— Aim —
Copy each line exactly. Drop every picture.

★ ★ ★

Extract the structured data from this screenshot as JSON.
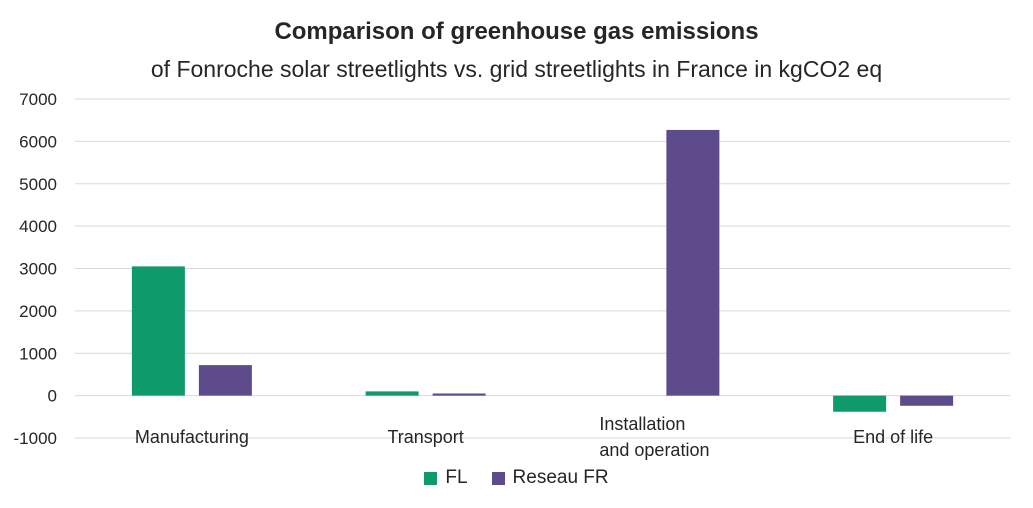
{
  "chart_data": {
    "type": "bar",
    "title": "Comparison of greenhouse gas emissions",
    "subtitle": "of Fonroche solar streetlights vs. grid streetlights in France in kgCO2 eq",
    "categories": [
      [
        "Manufacturing"
      ],
      [
        "Transport"
      ],
      [
        "Installation",
        "and operation"
      ],
      [
        "End of life"
      ]
    ],
    "series": [
      {
        "name": "FL",
        "values": [
          3050,
          100,
          0,
          -380
        ],
        "color": "#0e9a6a"
      },
      {
        "name": "Reseau FR",
        "values": [
          720,
          50,
          6270,
          -240
        ],
        "color": "#5e4b8b"
      }
    ],
    "ylim": [
      -1000,
      7000
    ],
    "yticks": [
      "7000",
      "6000",
      "5000",
      "4000",
      "3000",
      "2000",
      "1000",
      "0",
      "-1000"
    ],
    "ytick_values": [
      7000,
      6000,
      5000,
      4000,
      3000,
      2000,
      1000,
      0,
      -1000
    ],
    "grid": true,
    "legend_position": "bottom"
  }
}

★ ★ ★

— Completed exercise —
Extract the structured data from this screenshot as JSON.
{
  "chart_data": {
    "type": "bar",
    "title": "Comparison of greenhouse gas emissions",
    "subtitle": "of Fonroche solar streetlights vs. grid streetlights in France in kgCO2 eq",
    "categories": [
      [
        "Manufacturing"
      ],
      [
        "Transport"
      ],
      [
        "Installation",
        "and operation"
      ],
      [
        "End of life"
      ]
    ],
    "series": [
      {
        "name": "FL",
        "values": [
          3050,
          100,
          0,
          -380
        ],
        "color": "#0e9a6a"
      },
      {
        "name": "Reseau FR",
        "values": [
          720,
          50,
          6270,
          -240
        ],
        "color": "#5e4b8b"
      }
    ],
    "ylim": [
      -1000,
      7000
    ],
    "yticks": [
      "7000",
      "6000",
      "5000",
      "4000",
      "3000",
      "2000",
      "1000",
      "0",
      "-1000"
    ],
    "ytick_values": [
      7000,
      6000,
      5000,
      4000,
      3000,
      2000,
      1000,
      0,
      -1000
    ],
    "grid": true,
    "legend_position": "bottom"
  }
}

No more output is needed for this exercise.